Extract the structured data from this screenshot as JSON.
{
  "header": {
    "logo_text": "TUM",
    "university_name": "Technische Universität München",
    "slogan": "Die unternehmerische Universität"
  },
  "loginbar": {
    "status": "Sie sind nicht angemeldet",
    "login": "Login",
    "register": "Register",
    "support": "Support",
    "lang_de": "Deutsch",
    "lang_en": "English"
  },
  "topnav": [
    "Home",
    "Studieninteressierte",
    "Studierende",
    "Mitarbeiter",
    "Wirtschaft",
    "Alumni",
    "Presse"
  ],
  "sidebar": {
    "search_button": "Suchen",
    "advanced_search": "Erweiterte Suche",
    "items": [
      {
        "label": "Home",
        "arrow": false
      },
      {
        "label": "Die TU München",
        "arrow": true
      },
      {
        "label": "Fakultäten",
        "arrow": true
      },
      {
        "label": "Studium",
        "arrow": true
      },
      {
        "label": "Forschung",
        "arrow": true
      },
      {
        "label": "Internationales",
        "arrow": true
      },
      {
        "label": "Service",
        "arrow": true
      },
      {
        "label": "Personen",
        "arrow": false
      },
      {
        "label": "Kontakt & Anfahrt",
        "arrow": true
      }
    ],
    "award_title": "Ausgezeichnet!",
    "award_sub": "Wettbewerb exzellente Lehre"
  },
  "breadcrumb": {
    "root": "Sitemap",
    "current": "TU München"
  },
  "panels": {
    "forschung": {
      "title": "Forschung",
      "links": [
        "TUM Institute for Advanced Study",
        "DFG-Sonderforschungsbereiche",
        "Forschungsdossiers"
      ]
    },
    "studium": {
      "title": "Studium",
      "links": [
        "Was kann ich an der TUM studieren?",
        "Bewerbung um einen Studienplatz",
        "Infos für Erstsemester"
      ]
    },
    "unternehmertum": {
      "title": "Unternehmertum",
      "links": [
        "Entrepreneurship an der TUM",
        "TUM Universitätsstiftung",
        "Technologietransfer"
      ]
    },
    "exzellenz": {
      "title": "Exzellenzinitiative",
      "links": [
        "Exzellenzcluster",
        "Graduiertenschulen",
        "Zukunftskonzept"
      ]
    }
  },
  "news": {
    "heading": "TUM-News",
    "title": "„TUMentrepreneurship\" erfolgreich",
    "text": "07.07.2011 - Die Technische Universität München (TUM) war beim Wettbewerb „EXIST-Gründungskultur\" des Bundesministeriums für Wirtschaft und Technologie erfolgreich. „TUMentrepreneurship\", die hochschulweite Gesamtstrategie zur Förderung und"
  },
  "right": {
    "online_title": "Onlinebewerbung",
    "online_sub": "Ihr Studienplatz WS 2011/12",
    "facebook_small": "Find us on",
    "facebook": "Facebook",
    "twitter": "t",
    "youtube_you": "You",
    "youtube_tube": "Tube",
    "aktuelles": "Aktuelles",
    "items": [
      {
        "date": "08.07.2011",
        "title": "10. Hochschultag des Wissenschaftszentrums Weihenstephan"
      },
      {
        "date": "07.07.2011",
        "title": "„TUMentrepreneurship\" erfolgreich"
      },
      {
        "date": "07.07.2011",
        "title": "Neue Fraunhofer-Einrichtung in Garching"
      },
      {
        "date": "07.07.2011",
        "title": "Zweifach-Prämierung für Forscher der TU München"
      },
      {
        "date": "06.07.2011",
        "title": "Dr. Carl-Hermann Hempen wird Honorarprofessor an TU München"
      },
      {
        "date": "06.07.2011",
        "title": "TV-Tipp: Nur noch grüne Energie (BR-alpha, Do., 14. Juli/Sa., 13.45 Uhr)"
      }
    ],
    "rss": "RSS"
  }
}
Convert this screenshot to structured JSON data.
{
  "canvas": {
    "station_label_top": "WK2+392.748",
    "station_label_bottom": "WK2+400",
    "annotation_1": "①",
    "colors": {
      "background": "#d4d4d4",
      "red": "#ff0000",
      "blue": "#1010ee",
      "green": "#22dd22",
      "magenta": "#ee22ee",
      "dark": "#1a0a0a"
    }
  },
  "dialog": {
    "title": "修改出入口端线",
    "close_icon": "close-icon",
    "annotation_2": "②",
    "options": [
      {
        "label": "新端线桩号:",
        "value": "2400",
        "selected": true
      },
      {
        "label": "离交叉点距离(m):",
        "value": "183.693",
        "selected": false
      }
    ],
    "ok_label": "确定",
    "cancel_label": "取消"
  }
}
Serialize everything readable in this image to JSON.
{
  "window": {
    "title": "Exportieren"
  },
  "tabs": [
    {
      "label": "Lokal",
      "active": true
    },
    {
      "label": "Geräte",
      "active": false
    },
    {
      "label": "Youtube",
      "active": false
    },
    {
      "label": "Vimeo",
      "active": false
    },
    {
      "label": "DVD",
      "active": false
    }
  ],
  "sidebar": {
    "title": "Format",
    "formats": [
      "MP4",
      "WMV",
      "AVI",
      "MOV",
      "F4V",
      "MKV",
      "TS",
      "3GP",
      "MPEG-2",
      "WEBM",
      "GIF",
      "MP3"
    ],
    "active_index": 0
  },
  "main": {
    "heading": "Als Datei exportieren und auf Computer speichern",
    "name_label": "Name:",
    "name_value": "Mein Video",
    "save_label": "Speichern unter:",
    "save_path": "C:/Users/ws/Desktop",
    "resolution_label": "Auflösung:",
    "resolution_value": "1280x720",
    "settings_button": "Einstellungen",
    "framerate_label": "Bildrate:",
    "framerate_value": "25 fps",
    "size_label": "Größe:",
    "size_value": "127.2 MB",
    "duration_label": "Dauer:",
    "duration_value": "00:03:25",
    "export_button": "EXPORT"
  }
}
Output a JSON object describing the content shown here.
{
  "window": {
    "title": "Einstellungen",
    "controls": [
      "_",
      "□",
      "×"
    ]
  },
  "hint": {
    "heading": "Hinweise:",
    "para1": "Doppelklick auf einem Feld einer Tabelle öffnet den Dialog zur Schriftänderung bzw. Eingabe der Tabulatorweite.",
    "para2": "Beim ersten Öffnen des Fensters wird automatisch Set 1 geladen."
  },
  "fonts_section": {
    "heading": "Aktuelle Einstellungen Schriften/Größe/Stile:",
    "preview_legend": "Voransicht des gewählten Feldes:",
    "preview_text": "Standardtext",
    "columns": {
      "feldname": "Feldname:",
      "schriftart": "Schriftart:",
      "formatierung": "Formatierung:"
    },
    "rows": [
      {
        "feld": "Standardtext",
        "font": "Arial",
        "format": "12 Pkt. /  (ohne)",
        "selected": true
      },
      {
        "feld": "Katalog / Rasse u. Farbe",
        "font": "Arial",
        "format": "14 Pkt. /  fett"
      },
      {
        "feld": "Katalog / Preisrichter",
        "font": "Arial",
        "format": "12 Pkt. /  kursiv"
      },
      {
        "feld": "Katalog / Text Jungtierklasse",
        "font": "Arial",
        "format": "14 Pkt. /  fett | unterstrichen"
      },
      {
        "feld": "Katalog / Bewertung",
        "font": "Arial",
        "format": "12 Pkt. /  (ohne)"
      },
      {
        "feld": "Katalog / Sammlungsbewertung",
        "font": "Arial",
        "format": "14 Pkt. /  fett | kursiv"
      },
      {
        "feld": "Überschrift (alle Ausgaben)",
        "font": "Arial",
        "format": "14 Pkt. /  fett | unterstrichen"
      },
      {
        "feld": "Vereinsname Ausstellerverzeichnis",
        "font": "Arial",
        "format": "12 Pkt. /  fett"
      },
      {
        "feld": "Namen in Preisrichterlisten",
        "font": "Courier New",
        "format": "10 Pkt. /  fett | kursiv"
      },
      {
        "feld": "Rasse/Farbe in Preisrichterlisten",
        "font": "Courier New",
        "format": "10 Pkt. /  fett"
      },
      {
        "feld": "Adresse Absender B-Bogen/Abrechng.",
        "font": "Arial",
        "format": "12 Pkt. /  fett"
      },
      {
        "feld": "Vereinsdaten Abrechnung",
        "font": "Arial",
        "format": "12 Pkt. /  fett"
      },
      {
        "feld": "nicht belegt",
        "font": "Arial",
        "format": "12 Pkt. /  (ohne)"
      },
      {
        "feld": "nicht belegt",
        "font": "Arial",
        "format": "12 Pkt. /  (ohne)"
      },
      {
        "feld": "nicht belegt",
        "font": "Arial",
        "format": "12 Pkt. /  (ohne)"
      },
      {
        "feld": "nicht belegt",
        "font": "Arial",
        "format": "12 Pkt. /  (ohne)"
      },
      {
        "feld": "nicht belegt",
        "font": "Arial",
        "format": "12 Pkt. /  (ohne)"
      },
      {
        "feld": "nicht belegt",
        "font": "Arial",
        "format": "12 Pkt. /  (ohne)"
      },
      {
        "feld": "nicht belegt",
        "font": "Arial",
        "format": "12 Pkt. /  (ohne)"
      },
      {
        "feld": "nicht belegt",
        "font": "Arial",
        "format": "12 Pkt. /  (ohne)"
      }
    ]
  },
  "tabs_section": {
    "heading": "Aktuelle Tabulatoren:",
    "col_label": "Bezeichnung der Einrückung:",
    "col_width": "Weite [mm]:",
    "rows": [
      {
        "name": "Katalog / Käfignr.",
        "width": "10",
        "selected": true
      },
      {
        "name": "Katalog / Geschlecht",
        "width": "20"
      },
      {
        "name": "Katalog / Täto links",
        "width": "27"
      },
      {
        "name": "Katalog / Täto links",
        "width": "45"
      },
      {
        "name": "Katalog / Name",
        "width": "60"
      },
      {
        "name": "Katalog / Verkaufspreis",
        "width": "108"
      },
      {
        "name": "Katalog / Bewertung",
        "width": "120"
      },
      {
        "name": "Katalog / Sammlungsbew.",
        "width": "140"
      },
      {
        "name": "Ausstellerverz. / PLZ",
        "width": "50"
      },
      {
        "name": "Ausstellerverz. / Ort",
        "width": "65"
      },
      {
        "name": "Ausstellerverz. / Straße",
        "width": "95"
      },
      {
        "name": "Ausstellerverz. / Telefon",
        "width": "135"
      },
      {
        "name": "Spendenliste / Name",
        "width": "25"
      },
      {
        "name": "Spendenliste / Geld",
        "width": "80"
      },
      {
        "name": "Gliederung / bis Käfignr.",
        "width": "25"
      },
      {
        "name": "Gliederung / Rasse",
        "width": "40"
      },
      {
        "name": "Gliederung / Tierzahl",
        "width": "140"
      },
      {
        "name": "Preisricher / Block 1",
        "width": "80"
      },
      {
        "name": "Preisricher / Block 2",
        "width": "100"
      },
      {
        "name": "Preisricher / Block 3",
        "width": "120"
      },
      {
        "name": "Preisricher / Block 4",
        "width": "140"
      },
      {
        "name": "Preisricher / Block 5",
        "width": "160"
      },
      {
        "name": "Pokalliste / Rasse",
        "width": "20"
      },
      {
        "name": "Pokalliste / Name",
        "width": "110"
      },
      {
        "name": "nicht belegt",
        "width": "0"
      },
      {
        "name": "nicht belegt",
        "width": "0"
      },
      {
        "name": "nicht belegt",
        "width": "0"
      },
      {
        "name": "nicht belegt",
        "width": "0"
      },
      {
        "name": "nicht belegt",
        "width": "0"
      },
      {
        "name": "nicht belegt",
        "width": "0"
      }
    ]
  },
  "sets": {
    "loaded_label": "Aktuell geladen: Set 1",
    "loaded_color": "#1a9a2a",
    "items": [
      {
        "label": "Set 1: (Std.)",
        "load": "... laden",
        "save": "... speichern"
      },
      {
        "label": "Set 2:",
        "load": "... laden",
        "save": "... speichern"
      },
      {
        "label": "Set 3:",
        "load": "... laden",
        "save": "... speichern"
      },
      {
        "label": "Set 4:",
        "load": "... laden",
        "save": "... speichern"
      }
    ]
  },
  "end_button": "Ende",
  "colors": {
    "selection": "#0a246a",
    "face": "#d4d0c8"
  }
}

+ + + + +

_Exercise prompt_
Gather each line of the listing containing the word "Wirtschaft" and show it.

_Result of this task_
    "Wirtschaft",
    "text": "07.07.2011 - Die Technische Universität München (TUM) war beim Wettbewerb „EXIST-Gründungskultur\" des Bundesministeriums für Wirtschaft und Technologie erfolgreich. „TUMentrepreneurship\", die hochschulweite Gesamtstrategie zur Förderung und"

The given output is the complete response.